### Exercise requirements
Reproduce all of the data that follows, character for character.

### Stored records
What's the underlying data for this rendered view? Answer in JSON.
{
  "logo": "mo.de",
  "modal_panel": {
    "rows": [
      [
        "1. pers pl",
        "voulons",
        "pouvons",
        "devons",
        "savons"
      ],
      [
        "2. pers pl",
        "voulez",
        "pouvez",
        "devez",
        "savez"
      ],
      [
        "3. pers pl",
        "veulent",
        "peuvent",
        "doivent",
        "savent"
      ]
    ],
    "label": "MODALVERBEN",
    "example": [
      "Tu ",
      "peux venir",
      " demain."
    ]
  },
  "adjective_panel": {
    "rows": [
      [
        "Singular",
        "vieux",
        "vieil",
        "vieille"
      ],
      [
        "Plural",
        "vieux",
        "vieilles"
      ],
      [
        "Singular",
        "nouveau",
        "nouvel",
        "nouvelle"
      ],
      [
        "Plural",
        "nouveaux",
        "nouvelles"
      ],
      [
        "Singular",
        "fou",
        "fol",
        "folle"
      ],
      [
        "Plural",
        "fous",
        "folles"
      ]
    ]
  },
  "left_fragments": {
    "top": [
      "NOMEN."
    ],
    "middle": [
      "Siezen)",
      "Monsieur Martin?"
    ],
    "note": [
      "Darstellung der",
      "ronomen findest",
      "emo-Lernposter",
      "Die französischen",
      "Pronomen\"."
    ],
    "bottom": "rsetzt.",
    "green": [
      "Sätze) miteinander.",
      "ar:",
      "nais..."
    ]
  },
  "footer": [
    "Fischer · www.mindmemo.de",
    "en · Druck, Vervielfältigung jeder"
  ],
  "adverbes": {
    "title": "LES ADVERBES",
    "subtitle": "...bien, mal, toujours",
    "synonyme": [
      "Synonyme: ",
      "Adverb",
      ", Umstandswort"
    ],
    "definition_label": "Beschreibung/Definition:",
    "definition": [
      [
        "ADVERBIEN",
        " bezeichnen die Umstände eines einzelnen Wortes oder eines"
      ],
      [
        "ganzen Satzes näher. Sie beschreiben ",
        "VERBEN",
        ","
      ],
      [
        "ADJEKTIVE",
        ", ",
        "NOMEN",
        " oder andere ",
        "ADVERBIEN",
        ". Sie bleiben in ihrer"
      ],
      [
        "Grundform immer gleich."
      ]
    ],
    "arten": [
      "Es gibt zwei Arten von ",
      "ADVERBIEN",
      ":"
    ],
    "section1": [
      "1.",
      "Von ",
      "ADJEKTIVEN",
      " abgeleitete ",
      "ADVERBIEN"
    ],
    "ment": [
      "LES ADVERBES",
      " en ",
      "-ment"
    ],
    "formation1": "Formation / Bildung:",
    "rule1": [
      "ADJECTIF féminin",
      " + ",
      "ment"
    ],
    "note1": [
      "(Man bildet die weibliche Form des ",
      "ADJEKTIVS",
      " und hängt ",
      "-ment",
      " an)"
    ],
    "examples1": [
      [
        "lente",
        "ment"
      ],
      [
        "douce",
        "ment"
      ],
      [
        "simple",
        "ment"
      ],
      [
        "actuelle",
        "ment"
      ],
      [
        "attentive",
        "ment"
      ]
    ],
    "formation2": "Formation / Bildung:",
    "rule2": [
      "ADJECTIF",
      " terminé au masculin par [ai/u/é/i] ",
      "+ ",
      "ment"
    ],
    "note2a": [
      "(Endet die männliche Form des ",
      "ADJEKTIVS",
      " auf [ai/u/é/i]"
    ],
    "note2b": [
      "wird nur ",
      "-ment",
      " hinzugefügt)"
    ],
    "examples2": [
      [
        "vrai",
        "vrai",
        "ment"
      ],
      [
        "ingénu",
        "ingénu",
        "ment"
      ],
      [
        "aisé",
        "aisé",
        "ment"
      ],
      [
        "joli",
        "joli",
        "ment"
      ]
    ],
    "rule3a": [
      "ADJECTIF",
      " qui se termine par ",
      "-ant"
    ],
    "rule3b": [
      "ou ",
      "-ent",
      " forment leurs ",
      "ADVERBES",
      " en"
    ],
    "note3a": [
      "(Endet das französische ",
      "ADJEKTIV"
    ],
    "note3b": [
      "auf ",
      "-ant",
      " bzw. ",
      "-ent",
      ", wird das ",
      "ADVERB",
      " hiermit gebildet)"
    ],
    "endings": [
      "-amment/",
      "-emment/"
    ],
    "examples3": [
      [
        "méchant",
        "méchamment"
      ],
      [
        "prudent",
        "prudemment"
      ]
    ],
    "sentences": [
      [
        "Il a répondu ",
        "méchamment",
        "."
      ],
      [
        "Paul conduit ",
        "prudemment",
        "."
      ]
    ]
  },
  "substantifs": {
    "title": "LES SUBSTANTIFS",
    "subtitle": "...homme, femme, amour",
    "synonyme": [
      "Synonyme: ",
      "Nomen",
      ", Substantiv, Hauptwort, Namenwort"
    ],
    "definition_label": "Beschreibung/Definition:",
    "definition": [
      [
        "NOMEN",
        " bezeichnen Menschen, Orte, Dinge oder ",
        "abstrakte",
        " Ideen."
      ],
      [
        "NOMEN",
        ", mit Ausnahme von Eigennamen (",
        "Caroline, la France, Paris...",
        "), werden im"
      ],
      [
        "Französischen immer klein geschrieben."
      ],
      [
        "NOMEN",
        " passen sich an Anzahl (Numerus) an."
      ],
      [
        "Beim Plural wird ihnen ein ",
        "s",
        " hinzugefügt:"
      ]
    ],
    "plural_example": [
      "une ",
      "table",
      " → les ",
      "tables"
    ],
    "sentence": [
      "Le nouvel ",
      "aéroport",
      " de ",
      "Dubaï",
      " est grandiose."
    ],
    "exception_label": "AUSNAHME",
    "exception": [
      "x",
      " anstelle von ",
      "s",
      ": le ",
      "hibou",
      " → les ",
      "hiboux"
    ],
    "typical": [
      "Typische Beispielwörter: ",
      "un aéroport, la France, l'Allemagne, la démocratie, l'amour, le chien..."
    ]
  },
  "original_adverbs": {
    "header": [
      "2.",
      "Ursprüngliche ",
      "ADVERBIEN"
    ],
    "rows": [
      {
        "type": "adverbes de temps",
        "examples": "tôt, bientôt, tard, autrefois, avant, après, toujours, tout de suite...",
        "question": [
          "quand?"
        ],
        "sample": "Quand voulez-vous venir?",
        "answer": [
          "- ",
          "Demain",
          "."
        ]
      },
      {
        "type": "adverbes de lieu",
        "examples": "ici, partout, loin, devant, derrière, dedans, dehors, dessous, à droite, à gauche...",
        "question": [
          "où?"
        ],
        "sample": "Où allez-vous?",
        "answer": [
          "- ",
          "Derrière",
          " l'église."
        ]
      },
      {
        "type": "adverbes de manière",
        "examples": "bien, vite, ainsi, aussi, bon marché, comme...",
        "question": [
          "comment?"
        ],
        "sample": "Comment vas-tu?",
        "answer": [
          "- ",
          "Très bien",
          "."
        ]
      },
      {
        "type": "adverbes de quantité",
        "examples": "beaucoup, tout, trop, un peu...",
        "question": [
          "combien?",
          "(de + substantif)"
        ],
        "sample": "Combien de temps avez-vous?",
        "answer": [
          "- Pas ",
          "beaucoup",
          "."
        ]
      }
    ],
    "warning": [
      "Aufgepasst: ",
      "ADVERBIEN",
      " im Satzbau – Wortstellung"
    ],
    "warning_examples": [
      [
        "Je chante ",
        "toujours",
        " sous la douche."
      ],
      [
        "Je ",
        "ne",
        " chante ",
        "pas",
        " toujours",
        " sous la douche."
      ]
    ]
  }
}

### Result
What's the underlying data for this rendered view? Answer in JSON.
{
  "logo": "mo.de",
  "modal_panel": {
    "rows": [
      [
        "1. pers pl",
        "voulons",
        "pouvons",
        "devons",
        "savons"
      ],
      [
        "2. pers pl",
        "voulez",
        "pouvez",
        "devez",
        "savez"
      ],
      [
        "3. pers pl",
        "veulent",
        "peuvent",
        "doivent",
        "savent"
      ]
    ],
    "label": "MODALVERBEN",
    "example": [
      "Tu ",
      "peux venir",
      " demain."
    ]
  },
  "adjective_panel": {
    "rows": [
      [
        "Singular",
        "vieux",
        "vieil",
        "vieille"
      ],
      [
        "Plural",
        "vieux",
        "vieilles"
      ],
      [
        "Singular",
        "nouveau",
        "nouvel",
        "nouvelle"
      ],
      [
        "Plural",
        "nouveaux",
        "nouvelles"
      ],
      [
        "Singular",
        "fou",
        "fol",
        "folle"
      ],
      [
        "Plural",
        "fous",
        "folles"
      ]
    ]
  },
  "left_fragments": {
    "top": [
      "NOMEN."
    ],
    "middle": [
      "Siezen)",
      "Monsieur Martin?"
    ],
    "note": [
      "Darstellung der",
      "ronomen findest",
      "emo-Lernposter",
      "Die französischen",
      "Pronomen\"."
    ],
    "bottom": "rsetzt.",
    "green": [
      "Sätze) miteinander.",
      "ar:",
      "nais..."
    ]
  },
  "footer": [
    "Fischer · www.mindmemo.de",
    "en · Druck, Vervielfältigung jeder"
  ],
  "adverbes": {
    "title": "LES ADVERBES",
    "subtitle": "...bien, mal, toujours",
    "synonyme": [
      "Synonyme: ",
      "Adverb",
      ", Umstandswort"
    ],
    "definition_label": "Beschreibung/Definition:",
    "definition": [
      [
        "ADVERBIEN",
        " bezeichnen die Umstände eines einzelnen Wortes oder eines"
      ],
      [
        "ganzen Satzes näher. Sie beschreiben ",
        "VERBEN",
        ","
      ],
      [
        "ADJEKTIVE",
        ", ",
        "NOMEN",
        " oder andere ",
        "ADVERBIEN",
        ". Sie bleiben in ihrer"
      ],
      [
        "Grundform immer gleich."
      ]
    ],
    "arten": [
      "Es gibt zwei Arten von ",
      "ADVERBIEN",
      ":"
    ],
    "section1": [
      "1.",
      "Von ",
      "ADJEKTIVEN",
      " abgeleitete ",
      "ADVERBIEN"
    ],
    "ment": [
      "LES ADVERBES",
      " en ",
      "-ment"
    ],
    "formation1": "Formation / Bildung:",
    "rule1": [
      "ADJECTIF féminin",
      " + ",
      "ment"
    ],
    "note1": [
      "(Man bildet die weibliche Form des ",
      "ADJEKTIVS",
      " und hängt ",
      "-ment",
      " an)"
    ],
    "examples1": [
      [
        "lente",
        "ment"
      ],
      [
        "douce",
        "ment"
      ],
      [
        "simple",
        "ment"
      ],
      [
        "actuelle",
        "ment"
      ],
      [
        "attentive",
        "ment"
      ]
    ],
    "formation2": "Formation / Bildung:",
    "rule2": [
      "ADJECTIF",
      " terminé au masculin par [ai/u/é/i] ",
      "+ ",
      "ment"
    ],
    "note2a": [
      "(Endet die männliche Form des ",
      "ADJEKTIVS",
      " auf [ai/u/é/i]"
    ],
    "note2b": [
      "wird nur ",
      "-ment",
      " hinzugefügt)"
    ],
    "examples2": [
      [
        "vrai",
        "vrai",
        "ment"
      ],
      [
        "ingénu",
        "ingénu",
        "ment"
      ],
      [
        "aisé",
        "aisé",
        "ment"
      ],
      [
        "joli",
        "joli",
        "ment"
      ]
    ],
    "rule3a": [
      "ADJECTIF",
      " qui se termine par ",
      "-ant"
    ],
    "rule3b": [
      "ou ",
      "-ent",
      " forment leurs ",
      "ADVERBES",
      " en"
    ],
    "note3a": [
      "(Endet das französische ",
      "ADJEKTIV"
    ],
    "note3b": [
      "auf ",
      "-ant",
      " bzw. ",
      "-ent",
      ", wird das ",
      "ADVERB",
      " hiermit gebildet)"
    ],
    "endings": [
      "-amment/",
      "-emment/"
    ],
    "examples3": [
      [
        "méchant",
        "méchamment"
      ],
      [
        "prudent",
        "prudemment"
      ]
    ],
    "sentences": [
      [
        "Il a répondu ",
        "méchamment",
        "."
      ],
      [
        "Paul conduit ",
        "prudemment",
        "."
      ]
    ]
  },
  "substantifs": {
    "title": "LES SUBSTANTIFS",
    "subtitle": "...homme, femme, amour",
    "synonyme": [
      "Synonyme: ",
      "Nomen",
      ", Substantiv, Hauptwort, Namenwort"
    ],
    "definition_label": "Beschreibung/Definition:",
    "definition": [
      [
        "NOMEN",
        " bezeichnen Menschen, Orte, Dinge oder ",
        "abstrakte",
        " Ideen."
      ],
      [
        "NOMEN",
        ", mit Ausnahme von Eigennamen (",
        "Caroline, la France, Paris...",
        "), werden im"
      ],
      [
        "Französischen immer klein geschrieben."
      ],
      [
        "NOMEN",
        " passen sich an Anzahl (Numerus) an."
      ],
      [
        "Beim Plural wird ihnen ein ",
        "s",
        " hinzugefügt:"
      ]
    ],
    "plural_example": [
      "une ",
      "table",
      " → les ",
      "tables"
    ],
    "sentence": [
      "Le nouvel ",
      "aéroport",
      " de ",
      "Dubaï",
      " est grandiose."
    ],
    "exception_label": "AUSNAHME",
    "exception": [
      "x",
      " anstelle von ",
      "s",
      ": le ",
      "hibou",
      " → les ",
      "hiboux"
    ],
    "typical": [
      "Typische Beispielwörter: ",
      "un aéroport, la France, l'Allemagne, la démocratie, l'amour, le chien..."
    ]
  },
  "original_adverbs": {
    "header": [
      "2.",
      "Ursprüngliche ",
      "ADVERBIEN"
    ],
    "rows": [
      {
        "type": "adverbes de temps",
        "examples": "tôt, bientôt, tard, autrefois, avant, après, toujours, tout de suite...",
        "question": [
          "quand?"
        ],
        "sample": "Quand voulez-vous venir?",
        "answer": [
          "- ",
          "Demain",
          "."
        ]
      },
      {
        "type": "adverbes de lieu",
        "examples": "ici, partout, loin, devant, derrière, dedans, dehors, dessous, à droite, à gauche...",
        "question": [
          "où?"
        ],
        "sample": "Où allez-vous?",
        "answer": [
          "- ",
          "Derrière",
          " l'église."
        ]
      },
      {
        "type": "adverbes de manière",
        "examples": "bien, vite, ainsi, aussi, bon marché, comme...",
        "question": [
          "comment?"
        ],
        "sample": "Comment vas-tu?",
        "answer": [
          "- ",
          "Très bien",
          "."
        ]
      },
      {
        "type": "adverbes de quantité",
        "examples": "beaucoup, tout, trop, un peu...",
        "question": [
          "combien?",
          "(de + substantif)"
        ],
        "sample": "Combien de temps avez-vous?",
        "answer": [
          "- Pas ",
          "beaucoup",
          "."
        ]
      }
    ],
    "warning": [
      "Aufgepasst: ",
      "ADVERBIEN",
      " im Satzbau – Wortstellung"
    ],
    "warning_examples": [
      [
        "Je chante ",
        "toujours",
        " sous la douche."
      ],
      [
        "Je ",
        "ne",
        " chante ",
        "pas",
        " toujours",
        " sous la douche."
      ]
    ]
  }
}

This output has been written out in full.